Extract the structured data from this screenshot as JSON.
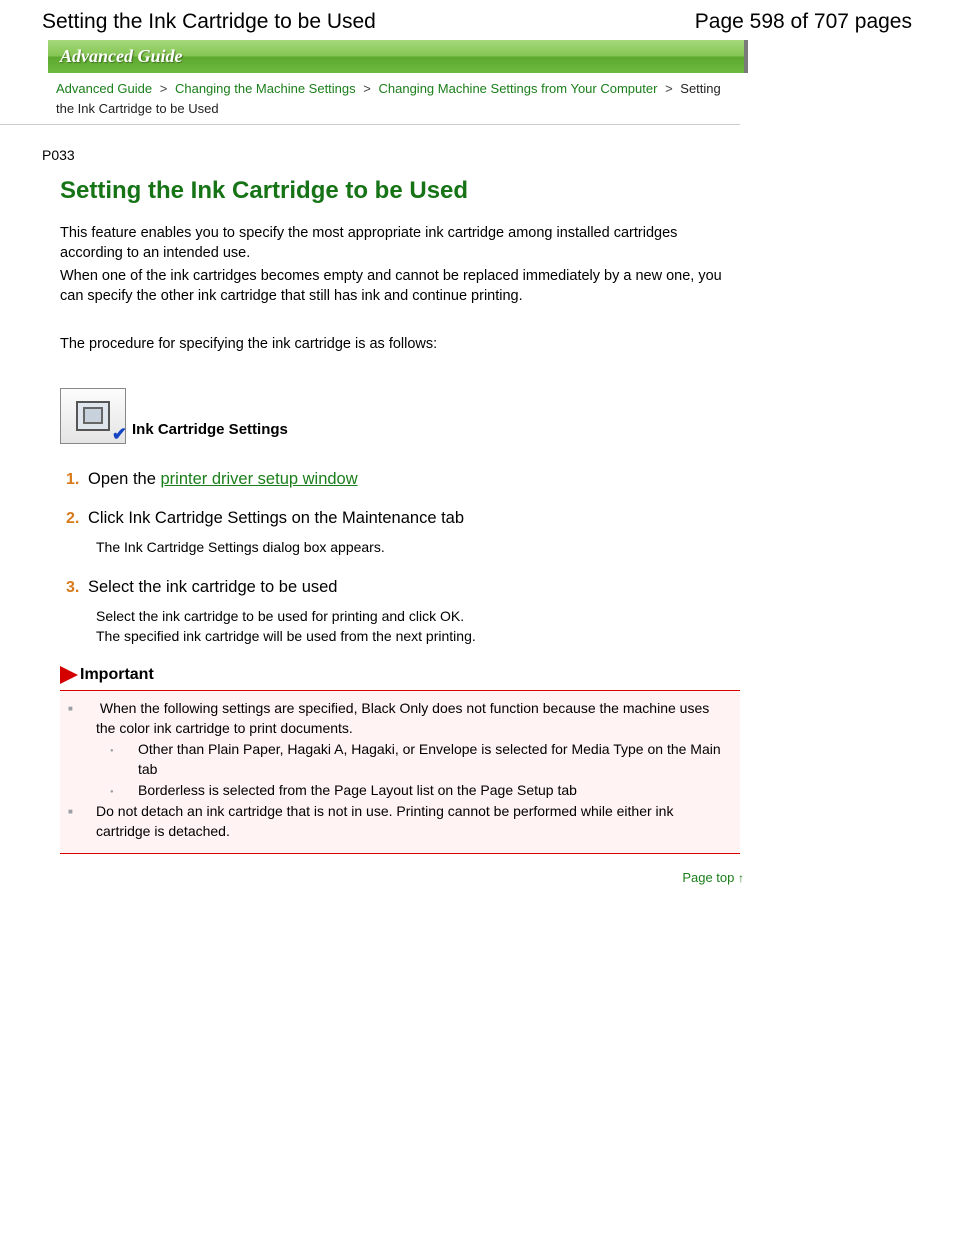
{
  "header": {
    "doc_title": "Setting the Ink Cartridge to be Used",
    "page_number": "Page 598 of 707 pages"
  },
  "banner": "Advanced Guide",
  "breadcrumb": {
    "l1": "Advanced Guide",
    "l2": "Changing the Machine Settings",
    "l3": "Changing Machine Settings from Your Computer",
    "current": "Setting the Ink Cartridge to be Used",
    "sep": ">"
  },
  "page_code": "P033",
  "h1": "Setting the Ink Cartridge to be Used",
  "intro": {
    "p1": "This feature enables you to specify the most appropriate ink cartridge among installed cartridges according to an intended use.",
    "p2": "When one of the ink cartridges becomes empty and cannot be replaced immediately by a new one, you can specify the other ink cartridge that still has ink and continue printing.",
    "p3": "The procedure for specifying the ink cartridge is as follows:"
  },
  "icon_label": "Ink Cartridge Settings",
  "steps": [
    {
      "num": "1.",
      "title_pre": "Open the ",
      "title_link": "printer driver setup window",
      "body": ""
    },
    {
      "num": "2.",
      "title_pre": "Click Ink Cartridge Settings on the Maintenance tab",
      "title_link": "",
      "body": "The Ink Cartridge Settings dialog box appears."
    },
    {
      "num": "3.",
      "title_pre": "Select the ink cartridge to be used",
      "title_link": "",
      "body": "Select the ink cartridge to be used for printing and click OK.\nThe specified ink cartridge will be used from the next printing."
    }
  ],
  "important": {
    "label": "Important",
    "b1": "When the following settings are specified, Black Only does not function because the machine uses the color ink cartridge to print documents.",
    "b1s1": "Other than Plain Paper, Hagaki A, Hagaki, or Envelope is selected for Media Type on the Main tab",
    "b1s2": "Borderless is selected from the Page Layout list on the Page Setup tab",
    "b2": "Do not detach an ink cartridge that is not in use. Printing cannot be performed while either ink cartridge is detached."
  },
  "page_top": "Page top"
}
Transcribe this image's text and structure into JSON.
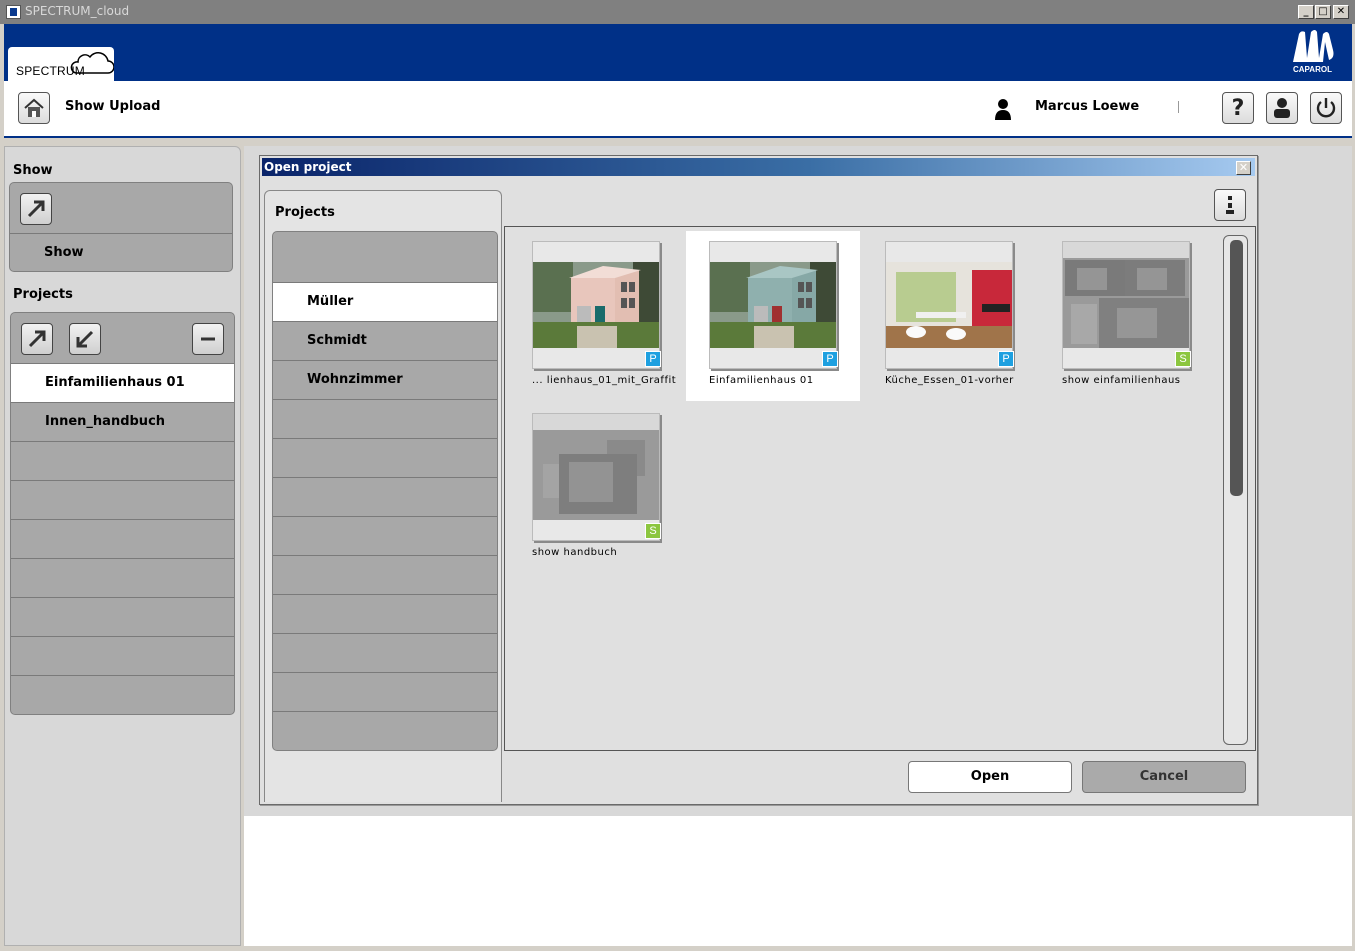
{
  "window": {
    "title": "SPECTRUM_cloud",
    "controls": [
      "_",
      "□",
      "✕"
    ]
  },
  "brand": {
    "tab_label": "SPECTRUM",
    "logo_text": "CAPAROL",
    "header_color": "#003087"
  },
  "toolbar": {
    "page_title": "Show Upload",
    "user_name": "Marcus Loewe",
    "icons": [
      "home-icon",
      "person-icon",
      "help-icon",
      "account-icon",
      "power-icon"
    ]
  },
  "sidebar": {
    "show_section": {
      "title": "Show",
      "items": [
        "Show"
      ]
    },
    "projects_section": {
      "title": "Projects",
      "items": [
        "Einfamilienhaus 01",
        "Innen_handbuch",
        "",
        "",
        "",
        "",
        "",
        "",
        ""
      ],
      "selected": "Einfamilienhaus 01"
    }
  },
  "dialog": {
    "title": "Open project",
    "close": "✕",
    "projects_title": "Projects",
    "projects": [
      "",
      "Müller",
      "Schmidt",
      "Wohnzimmer",
      "",
      "",
      "",
      "",
      "",
      "",
      "",
      "",
      ""
    ],
    "selected_project": "Müller",
    "tiles": [
      {
        "caption": "... lienhaus_01_mit_Graffit",
        "badge": "P",
        "kind": "pink-house"
      },
      {
        "caption": "Einfamilienhaus 01",
        "badge": "P",
        "kind": "blue-house",
        "selected": true
      },
      {
        "caption": "Küche_Essen_01-vorher",
        "badge": "P",
        "kind": "interior"
      },
      {
        "caption": "show einfamilienhaus",
        "badge": "S",
        "kind": "gray-collage"
      },
      {
        "caption": "show handbuch",
        "badge": "S",
        "kind": "gray-single"
      }
    ],
    "buttons": {
      "open": "Open",
      "cancel": "Cancel"
    }
  }
}
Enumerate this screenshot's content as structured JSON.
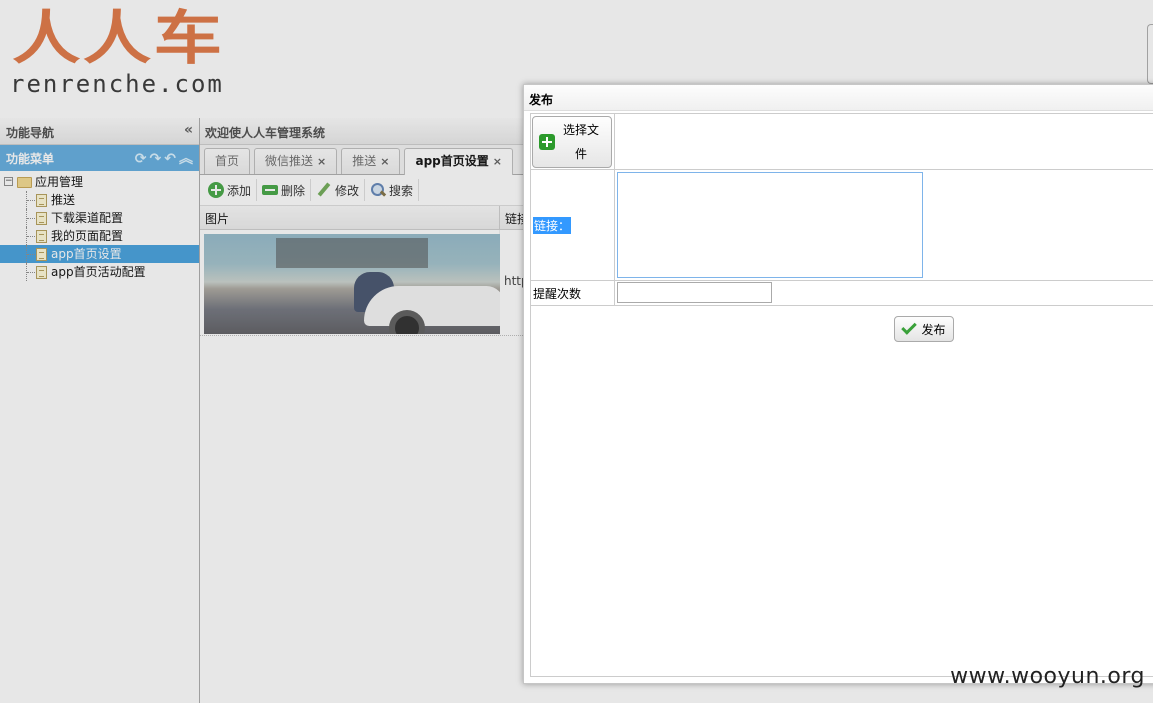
{
  "header": {
    "logo_cn": "人人车",
    "logo_en": "renrenche.com"
  },
  "nav": {
    "title": "功能导航",
    "collapse_icon": "double-chevron-left",
    "menu_title": "功能菜单",
    "menu_tools": [
      "refresh-icon",
      "redo-icon",
      "undo-icon",
      "collapse-up-icon"
    ],
    "tree": {
      "root": "应用管理",
      "items": [
        {
          "label": "推送",
          "selected": false
        },
        {
          "label": "下载渠道配置",
          "selected": false
        },
        {
          "label": "我的页面配置",
          "selected": false
        },
        {
          "label": "app首页设置",
          "selected": true
        },
        {
          "label": "app首页活动配置",
          "selected": false
        }
      ]
    }
  },
  "main": {
    "title": "欢迎使人人车管理系统",
    "tabs": [
      {
        "label": "首页",
        "closable": false,
        "active": false
      },
      {
        "label": "微信推送",
        "closable": true,
        "active": false
      },
      {
        "label": "推送",
        "closable": true,
        "active": false
      },
      {
        "label": "app首页设置",
        "closable": true,
        "active": true
      }
    ],
    "close_glyph": "×",
    "toolbar": {
      "add": "添加",
      "delete": "删除",
      "edit": "修改",
      "search": "搜索"
    },
    "grid": {
      "columns": [
        "图片",
        "链接"
      ],
      "rows": [
        {
          "link": "http"
        }
      ]
    }
  },
  "dialog": {
    "title": "发布",
    "file_button": "选择文件",
    "link_label": "链接：",
    "link_value": "",
    "count_label": "提醒次数",
    "count_value": "",
    "publish_button": "发布"
  },
  "watermark": "www.wooyun.org",
  "colors": {
    "brand": "#e0703a",
    "menu_header": "#5aa9df",
    "selected": "#3a9bdc",
    "icon_green": "#3aa13a"
  }
}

•••

**INSTRUCTIONS TO FOLLOW**
Exactly the lines from the one containing "Enumerate this screenshot's" to the final line of the entries are wanted; please write them out, both ends included, but not the pictures.

**ANSWER FOR THE TASK**
Enumerate this screenshot's content as structured JSON.
{
  "header": {
    "logo_cn": "人人车",
    "logo_en": "renrenche.com"
  },
  "nav": {
    "title": "功能导航",
    "collapse_icon": "double-chevron-left",
    "menu_title": "功能菜单",
    "menu_tools": [
      "refresh-icon",
      "redo-icon",
      "undo-icon",
      "collapse-up-icon"
    ],
    "tree": {
      "root": "应用管理",
      "items": [
        {
          "label": "推送",
          "selected": false
        },
        {
          "label": "下载渠道配置",
          "selected": false
        },
        {
          "label": "我的页面配置",
          "selected": false
        },
        {
          "label": "app首页设置",
          "selected": true
        },
        {
          "label": "app首页活动配置",
          "selected": false
        }
      ]
    }
  },
  "main": {
    "title": "欢迎使人人车管理系统",
    "tabs": [
      {
        "label": "首页",
        "closable": false,
        "active": false
      },
      {
        "label": "微信推送",
        "closable": true,
        "active": false
      },
      {
        "label": "推送",
        "closable": true,
        "active": false
      },
      {
        "label": "app首页设置",
        "closable": true,
        "active": true
      }
    ],
    "close_glyph": "×",
    "toolbar": {
      "add": "添加",
      "delete": "删除",
      "edit": "修改",
      "search": "搜索"
    },
    "grid": {
      "columns": [
        "图片",
        "链接"
      ],
      "rows": [
        {
          "link": "http"
        }
      ]
    }
  },
  "dialog": {
    "title": "发布",
    "file_button": "选择文件",
    "link_label": "链接：",
    "link_value": "",
    "count_label": "提醒次数",
    "count_value": "",
    "publish_button": "发布"
  },
  "watermark": "www.wooyun.org",
  "colors": {
    "brand": "#e0703a",
    "menu_header": "#5aa9df",
    "selected": "#3a9bdc",
    "icon_green": "#3aa13a"
  }
}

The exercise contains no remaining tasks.